● Data records:
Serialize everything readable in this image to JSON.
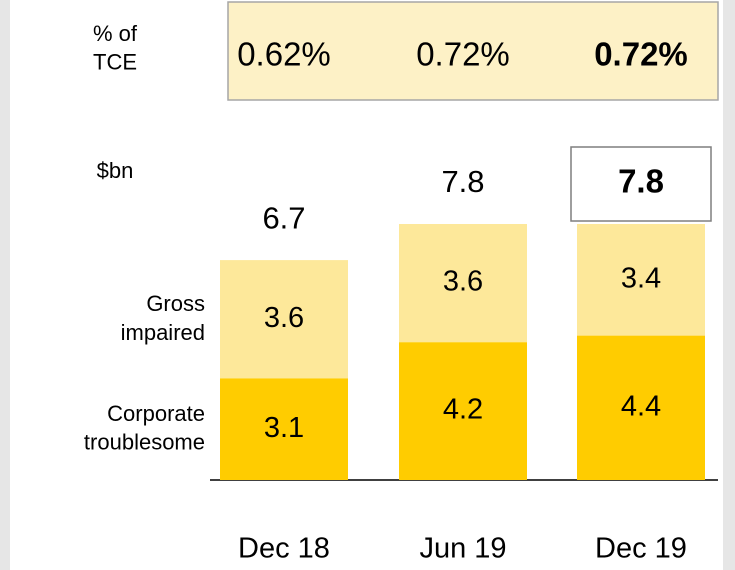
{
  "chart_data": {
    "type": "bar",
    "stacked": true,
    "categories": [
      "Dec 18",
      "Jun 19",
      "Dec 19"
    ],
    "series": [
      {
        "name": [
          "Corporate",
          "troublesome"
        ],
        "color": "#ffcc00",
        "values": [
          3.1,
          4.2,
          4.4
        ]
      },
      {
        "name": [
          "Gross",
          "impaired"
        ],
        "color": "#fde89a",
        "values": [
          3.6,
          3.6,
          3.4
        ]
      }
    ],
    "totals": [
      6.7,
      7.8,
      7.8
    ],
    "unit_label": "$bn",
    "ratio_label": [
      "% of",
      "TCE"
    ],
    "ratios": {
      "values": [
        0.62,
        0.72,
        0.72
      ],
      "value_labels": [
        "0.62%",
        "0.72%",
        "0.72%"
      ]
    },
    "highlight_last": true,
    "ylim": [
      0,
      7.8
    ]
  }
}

● Written request:
Write out every line above exactly as it is, leaving out the pictures.

● The completed task:
Serialize everything readable in this image to JSON.
{
  "chart_data": {
    "type": "bar",
    "stacked": true,
    "categories": [
      "Dec 18",
      "Jun 19",
      "Dec 19"
    ],
    "series": [
      {
        "name": [
          "Corporate",
          "troublesome"
        ],
        "color": "#ffcc00",
        "values": [
          3.1,
          4.2,
          4.4
        ]
      },
      {
        "name": [
          "Gross",
          "impaired"
        ],
        "color": "#fde89a",
        "values": [
          3.6,
          3.6,
          3.4
        ]
      }
    ],
    "totals": [
      6.7,
      7.8,
      7.8
    ],
    "unit_label": "$bn",
    "ratio_label": [
      "% of",
      "TCE"
    ],
    "ratios": {
      "values": [
        0.62,
        0.72,
        0.72
      ],
      "value_labels": [
        "0.62%",
        "0.72%",
        "0.72%"
      ]
    },
    "highlight_last": true,
    "ylim": [
      0,
      7.8
    ]
  }
}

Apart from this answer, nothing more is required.